%%

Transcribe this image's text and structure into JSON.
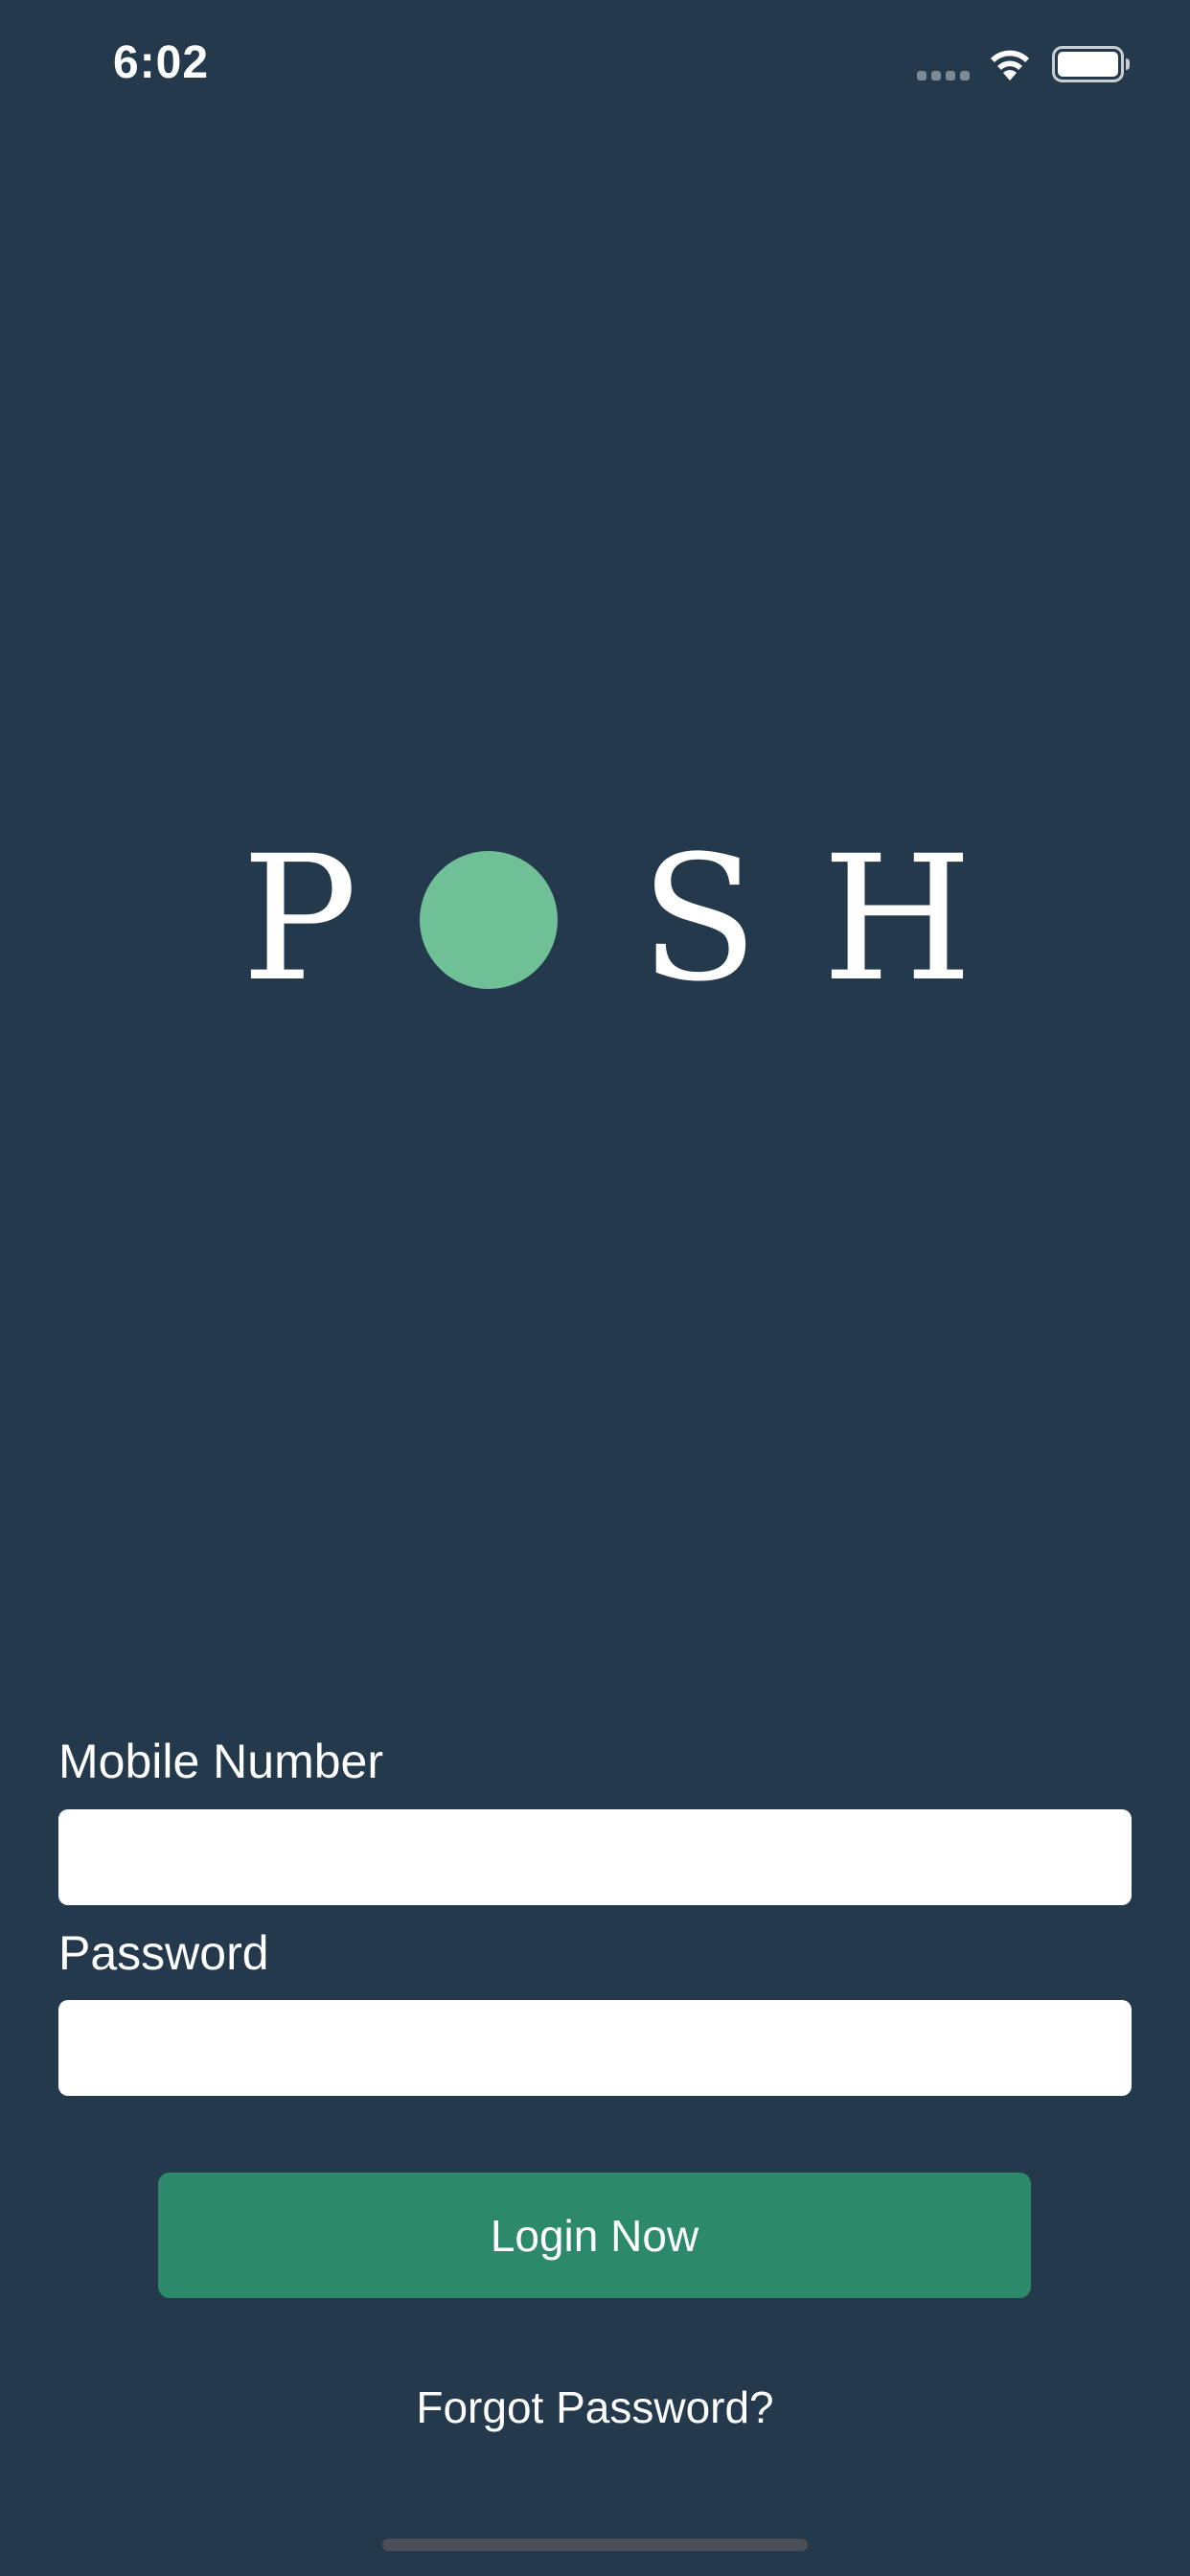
{
  "status_bar": {
    "time": "6:02",
    "signal_icon": "cellular-signal-dots",
    "wifi_icon": "wifi-icon",
    "battery_icon": "battery-full-icon"
  },
  "logo": {
    "letters": [
      "P",
      "S",
      "H"
    ],
    "dot_icon": "green-circle"
  },
  "form": {
    "mobile_label": "Mobile Number",
    "mobile_value": "",
    "mobile_placeholder": "",
    "password_label": "Password",
    "password_value": "",
    "password_placeholder": "",
    "login_label": "Login Now",
    "forgot_label": "Forgot Password?"
  },
  "colors": {
    "background": "#24394c",
    "accent": "#2c8a6a",
    "logo_dot": "#6fc097"
  }
}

%%

[Directive]: Leave images out of the retyped records; keep all else exact.

[Full solution]:
Transcribe this image's text and structure into JSON.
{
  "status_bar": {
    "time": "6:02",
    "signal_icon": "cellular-signal-dots",
    "wifi_icon": "wifi-icon",
    "battery_icon": "battery-full-icon"
  },
  "logo": {
    "letters": [
      "P",
      "S",
      "H"
    ],
    "dot_icon": "green-circle"
  },
  "form": {
    "mobile_label": "Mobile Number",
    "mobile_value": "",
    "mobile_placeholder": "",
    "password_label": "Password",
    "password_value": "",
    "password_placeholder": "",
    "login_label": "Login Now",
    "forgot_label": "Forgot Password?"
  },
  "colors": {
    "background": "#24394c",
    "accent": "#2c8a6a",
    "logo_dot": "#6fc097"
  }
}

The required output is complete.